Locate the string "заснаванне" throughout the material and copy every line in which it occurs.
** start of Extracted entries **
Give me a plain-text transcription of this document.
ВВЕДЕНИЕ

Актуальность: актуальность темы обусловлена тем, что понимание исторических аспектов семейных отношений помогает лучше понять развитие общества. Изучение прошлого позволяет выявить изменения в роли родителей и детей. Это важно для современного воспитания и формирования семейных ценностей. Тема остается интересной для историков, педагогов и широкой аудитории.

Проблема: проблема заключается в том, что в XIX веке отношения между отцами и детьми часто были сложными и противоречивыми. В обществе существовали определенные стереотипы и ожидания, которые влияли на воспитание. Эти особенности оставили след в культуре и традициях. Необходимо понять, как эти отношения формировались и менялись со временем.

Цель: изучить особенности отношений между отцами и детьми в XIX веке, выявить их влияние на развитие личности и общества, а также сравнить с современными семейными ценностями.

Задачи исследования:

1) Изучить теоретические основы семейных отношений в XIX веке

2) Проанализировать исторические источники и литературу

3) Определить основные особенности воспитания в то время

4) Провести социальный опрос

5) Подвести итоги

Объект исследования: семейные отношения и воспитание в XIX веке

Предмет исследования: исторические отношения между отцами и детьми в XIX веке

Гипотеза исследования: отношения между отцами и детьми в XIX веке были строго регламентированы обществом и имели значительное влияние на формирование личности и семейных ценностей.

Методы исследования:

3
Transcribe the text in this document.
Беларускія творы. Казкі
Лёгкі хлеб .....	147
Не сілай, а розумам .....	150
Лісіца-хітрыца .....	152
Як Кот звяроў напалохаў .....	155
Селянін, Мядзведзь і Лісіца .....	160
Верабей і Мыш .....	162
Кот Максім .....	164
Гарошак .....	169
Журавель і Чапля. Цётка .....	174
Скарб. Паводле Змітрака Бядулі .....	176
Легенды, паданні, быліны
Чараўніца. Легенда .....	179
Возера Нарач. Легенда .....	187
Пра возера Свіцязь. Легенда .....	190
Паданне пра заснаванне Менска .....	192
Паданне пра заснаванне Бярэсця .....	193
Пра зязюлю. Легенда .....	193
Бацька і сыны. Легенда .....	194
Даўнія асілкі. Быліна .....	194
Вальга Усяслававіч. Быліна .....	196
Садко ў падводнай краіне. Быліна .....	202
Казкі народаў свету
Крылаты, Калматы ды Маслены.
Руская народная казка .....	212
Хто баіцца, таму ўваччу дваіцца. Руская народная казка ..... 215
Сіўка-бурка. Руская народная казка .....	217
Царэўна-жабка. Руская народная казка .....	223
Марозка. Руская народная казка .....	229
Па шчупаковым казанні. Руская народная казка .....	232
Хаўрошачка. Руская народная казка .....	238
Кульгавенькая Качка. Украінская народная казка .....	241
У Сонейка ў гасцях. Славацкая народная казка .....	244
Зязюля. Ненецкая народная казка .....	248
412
** end of Extracted entries **
> _Expected output_
Паданне пра заснаванне Менска .....	192
Паданне пра заснаванне Бярэсця .....	193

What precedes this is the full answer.